## WORK TO BE COMPLETED
What lines of the data include the string "doit"? Copy them all.

## DATA IN THIS EXERCISE
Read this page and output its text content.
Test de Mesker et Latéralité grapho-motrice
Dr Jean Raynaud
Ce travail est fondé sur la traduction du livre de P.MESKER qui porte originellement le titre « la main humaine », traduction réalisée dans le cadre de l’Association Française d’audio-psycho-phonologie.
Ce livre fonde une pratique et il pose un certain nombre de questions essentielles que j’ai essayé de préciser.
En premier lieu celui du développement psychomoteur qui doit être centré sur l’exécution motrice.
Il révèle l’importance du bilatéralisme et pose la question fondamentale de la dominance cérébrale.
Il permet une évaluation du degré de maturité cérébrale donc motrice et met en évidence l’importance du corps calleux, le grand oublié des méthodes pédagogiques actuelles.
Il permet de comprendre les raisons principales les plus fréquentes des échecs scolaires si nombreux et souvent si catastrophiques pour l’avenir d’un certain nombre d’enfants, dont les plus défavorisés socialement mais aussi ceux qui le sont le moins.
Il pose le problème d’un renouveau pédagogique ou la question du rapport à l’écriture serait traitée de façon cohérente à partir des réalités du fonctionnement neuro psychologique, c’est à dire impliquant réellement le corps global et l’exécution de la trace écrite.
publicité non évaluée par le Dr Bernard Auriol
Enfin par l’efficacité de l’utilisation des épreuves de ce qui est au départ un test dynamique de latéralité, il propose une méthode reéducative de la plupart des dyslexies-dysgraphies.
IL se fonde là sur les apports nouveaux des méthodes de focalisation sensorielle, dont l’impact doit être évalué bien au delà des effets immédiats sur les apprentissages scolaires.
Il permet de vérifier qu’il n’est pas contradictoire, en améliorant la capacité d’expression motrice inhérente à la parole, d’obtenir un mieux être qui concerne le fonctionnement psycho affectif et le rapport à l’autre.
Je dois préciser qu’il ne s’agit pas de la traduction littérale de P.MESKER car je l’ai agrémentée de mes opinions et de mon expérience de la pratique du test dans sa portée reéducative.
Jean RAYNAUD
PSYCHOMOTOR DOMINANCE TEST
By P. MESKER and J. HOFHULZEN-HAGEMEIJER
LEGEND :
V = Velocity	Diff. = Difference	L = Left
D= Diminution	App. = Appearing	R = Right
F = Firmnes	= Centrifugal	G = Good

## RESULT OF THIS TASK
En premier lieu celui du développement psychomoteur qui doit être centré sur l’exécution motrice.
IL se fonde là sur les apports nouveaux des méthodes de focalisation sensorielle, dont l’impact doit être évalué bien au delà des effets immédiats sur les apprentissages scolaires.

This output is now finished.